Request: Pick out all lines of the entries that include the word "水温偏低" and copy them.

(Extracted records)
-*-

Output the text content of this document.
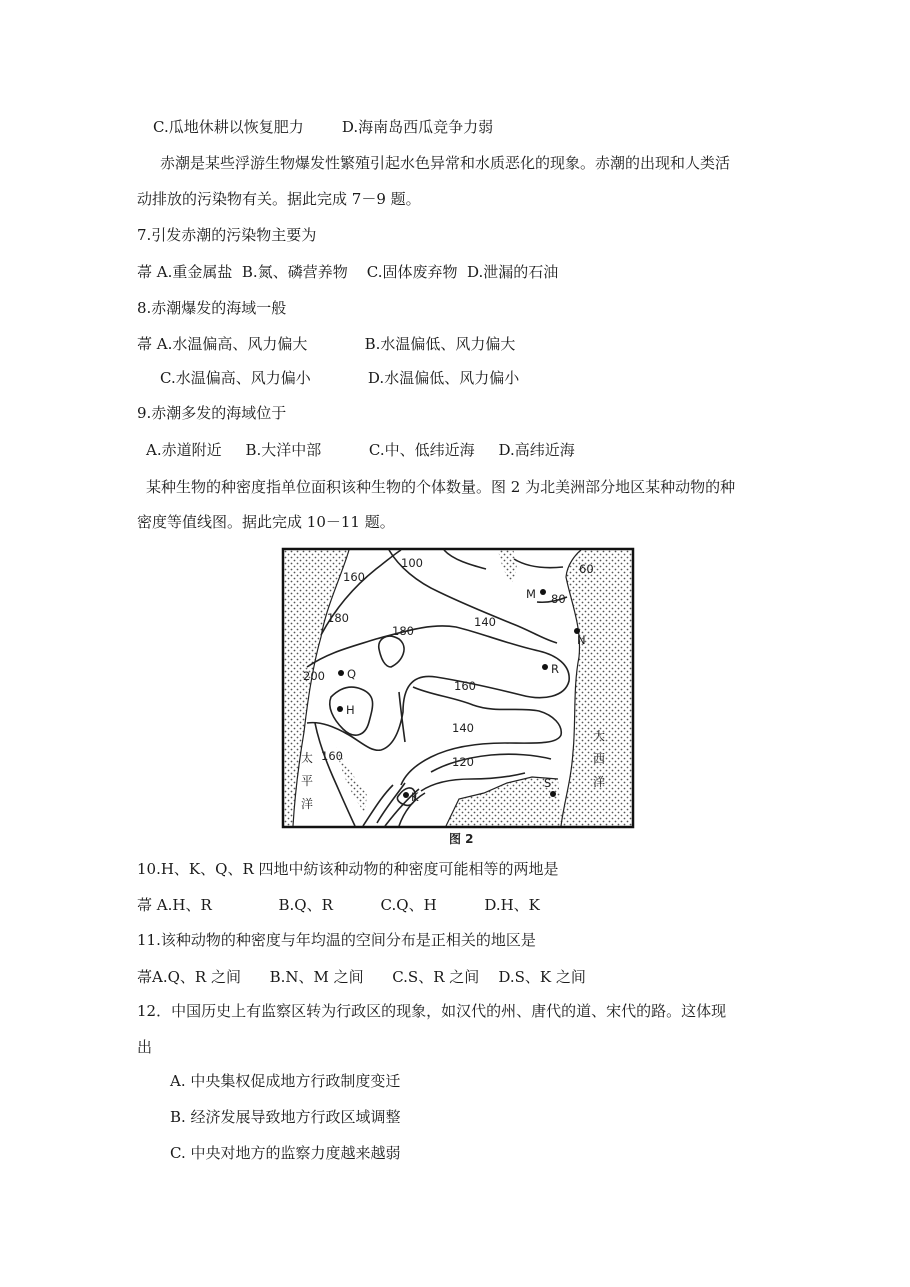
C.瓜地休耕以恢复肥力        D.海南岛西瓜竞争力弱
赤潮是某些浮游生物爆发性繁殖引起水色异常和水质恶化的现象。赤潮的出现和人类活
动排放的污染物有关。据此完成 7－9 题。
7.引发赤潮的污染物主要为
菷 A.重金属盐  B.氮、磷营养物    C.固体废弃物  D.泄漏的石油
8.赤潮爆发的海域一般
菷 A.水温偏高、风力偏大            B.水温偏低、风力偏大
C.水温偏高、风力偏小            D.水温偏低、风力偏小
9.赤潮多发的海域位于
A.赤道附近     B.大洋中部          C.中、低纬近海     D.高纬近海
某种生物的种密度指单位面积该种生物的个体数量。图 2 为北美洲部分地区某种动物的种
密度等值线图。据此完成 10－11 题。
60
80
100
140
160
180
180
200
160
140
120
160
M
N
Q	R
H
K
S
太
平
洋
大
西
洋
图 2
10.H、K、Q、R 四地中紡该种动物的种密度可能相等的两地是
菷 A.H、R              B.Q、R          C.Q、H          D.H、K
11.该种动物的种密度与年均温的空间分布是正相关的地区是
菷A.Q、R 之间      B.N、M 之间      C.S、R 之间    D.S、K 之间
12．中国历史上有监察区转为行政区的现象，如汉代的州、唐代的道、宋代的路。这体现
出
A. 中央集权促成地方行政制度变迁
B. 经济发展导致地方行政区域调整
C. 中央对地方的监察力度越来越弱
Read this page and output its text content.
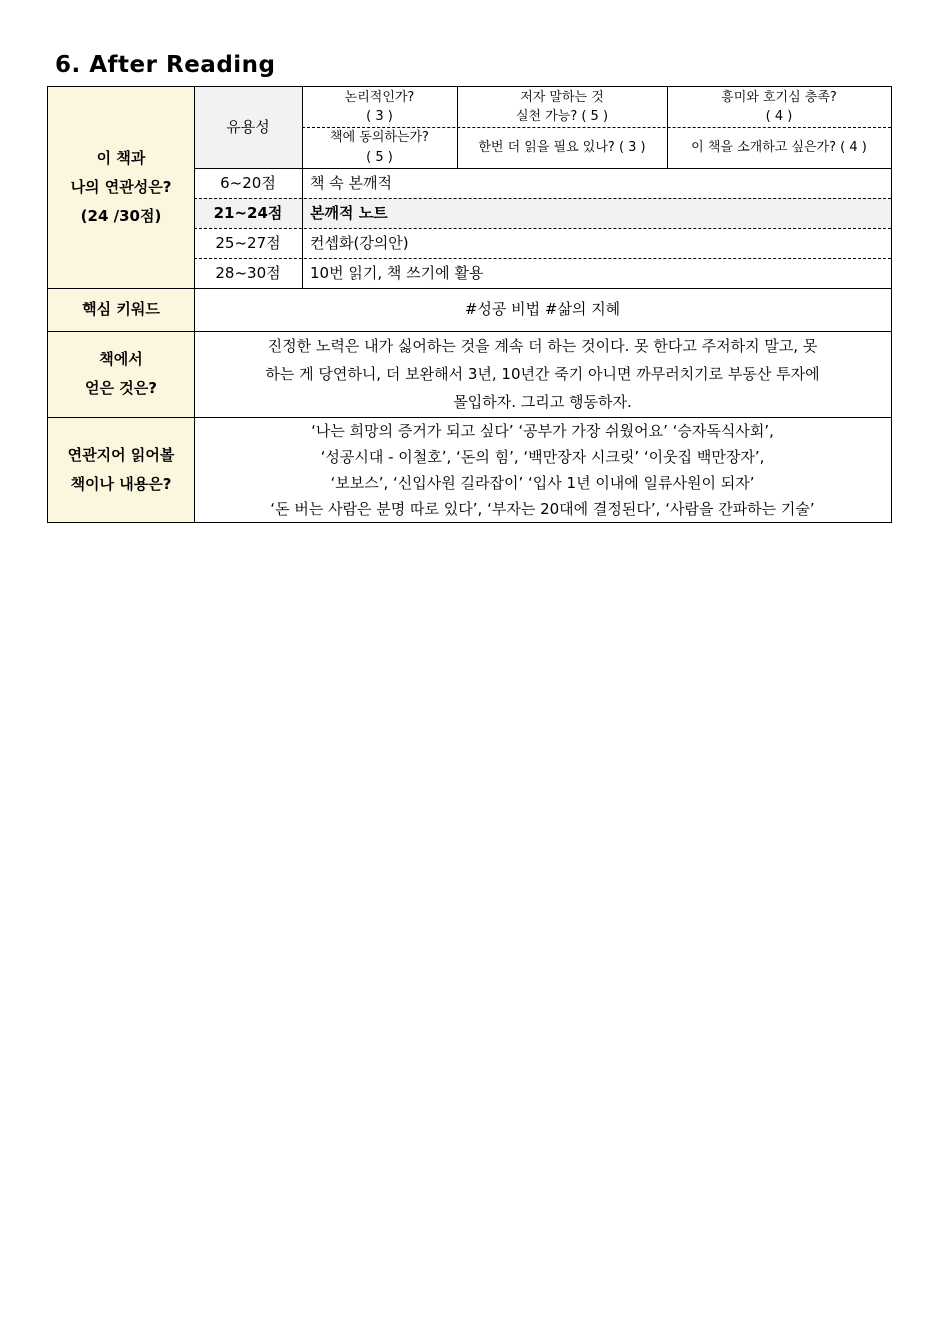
6. After Reading
이 책과
나의 연관성은?
(24 /30점)
유용성
논리적인가?
( 3 )
저자 말하는 것
실천 가능? ( 5 )
흥미와 호기심 충족?
( 4 )
책에 동의하는가?
( 5 )
한번 더 읽을 필요 있나? ( 3 )	이 책을 소개하고 싶은가? ( 4 )
6~20점 책 속 본깨적
21~24점 본깨적 노트
25~27점 컨셉화(강의안)
28~30점 10번 읽기, 책 쓰기에 활용
핵심 키워드	#성공 비법 #삶의 지혜
책에서
얻은 것은?
진정한 노력은 내가 싫어하는 것을 계속 더 하는 것이다. 못 한다고 주저하지 말고, 못
하는 게 당연하니, 더 보완해서 3년, 10년간 죽기 아니면 까무러치기로 부동산 투자에
몰입하자. 그리고 행동하자.
연관지어 읽어볼
책이나 내용은?
‘나는 희망의 증거가 되고 싶다’ ‘공부가 가장 쉬웠어요’ ‘승자독식사회’,
‘성공시대 - 이철호’, ‘돈의 힘’, ‘백만장자 시크릿’ ‘이웃집 백만장자’,
‘보보스’, ‘신입사원 길라잡이’ ‘입사 1년 이내에 일류사원이 되자’
‘돈 버는 사람은 분명 따로 있다’, ‘부자는 20대에 결정된다’, ‘사람을 간파하는 기술’
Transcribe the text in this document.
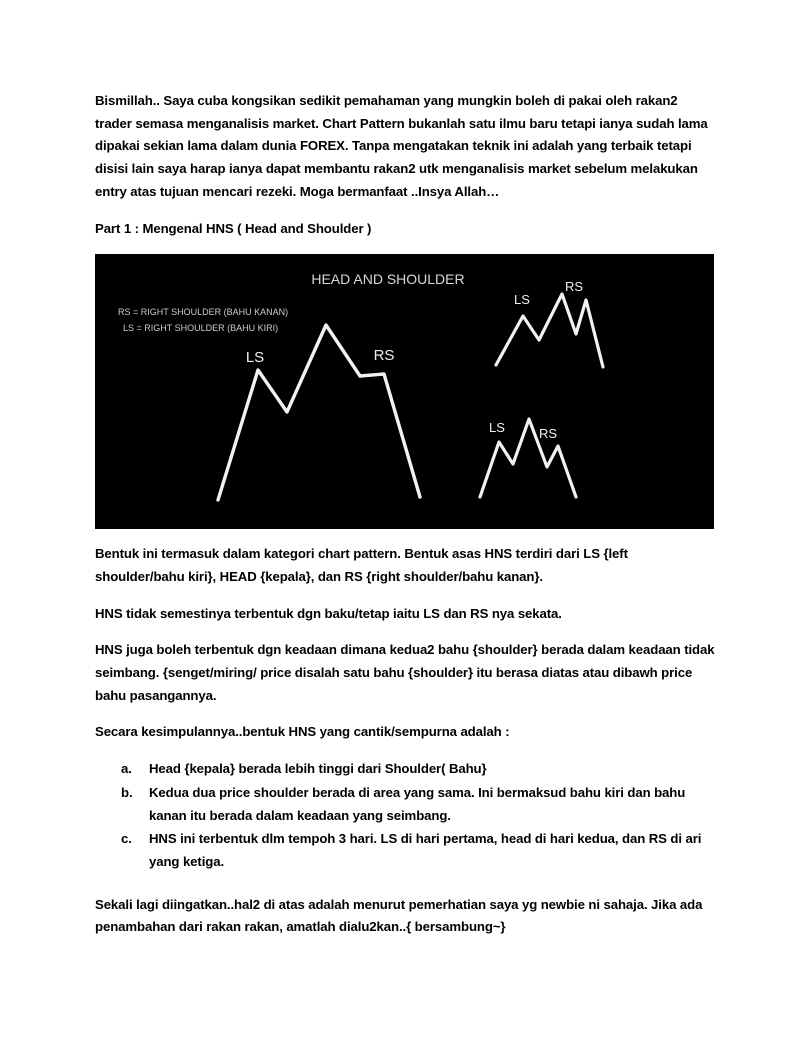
Bismillah.. Saya cuba kongsikan sedikit pemahaman yang mungkin boleh di pakai oleh rakan2 trader semasa menganalisis market. Chart Pattern bukanlah satu ilmu baru tetapi ianya sudah lama dipakai sekian lama dalam dunia FOREX. Tanpa mengatakan teknik ini adalah yang terbaik tetapi disisi lain saya harap ianya dapat membantu rakan2 utk menganalisis market sebelum melakukan entry atas tujuan mencari rezeki. Moga bermanfaat ..Insya Allah…

Part 1 : Mengenal HNS ( Head and Shoulder )

HEAD AND SHOULDER
RS = RIGHT SHOULDER (BAHU KANAN)
LS = RIGHT SHOULDER (BAHU KIRI)
LS	RS
LS
RS
LS	RS

Bentuk ini termasuk dalam kategori chart pattern. Bentuk asas HNS terdiri dari LS {left shoulder/bahu kiri}, HEAD {kepala}, dan RS {right shoulder/bahu kanan}.

HNS tidak semestinya terbentuk dgn baku/tetap iaitu LS dan RS nya sekata.

HNS juga boleh terbentuk dgn keadaan dimana kedua2 bahu {shoulder} berada dalam keadaan tidak seimbang. {senget/miring/ price disalah satu bahu {shoulder} itu berasa diatas atau dibawh price bahu pasangannya.

Secara kesimpulannya..bentuk HNS yang cantik/sempurna adalah :

Head {kepala} berada lebih tinggi dari Shoulder( Bahu}
Kedua dua price shoulder berada di area yang sama. Ini bermaksud bahu kiri dan bahu kanan itu berada dalam keadaan yang seimbang.
HNS ini terbentuk dlm tempoh 3 hari. LS di hari pertama, head di hari kedua, dan RS di ari yang ketiga.

Sekali lagi diingatkan..hal2 di atas adalah menurut pemerhatian saya yg newbie ni sahaja. Jika ada penambahan dari rakan rakan, amatlah dialu2kan..{ bersambung~}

-*-

Solution for this problem:
菷 A.水温偏高、风力偏大            B.水温偏低、风力偏大
C.水温偏高、风力偏小            D.水温偏低、风力偏小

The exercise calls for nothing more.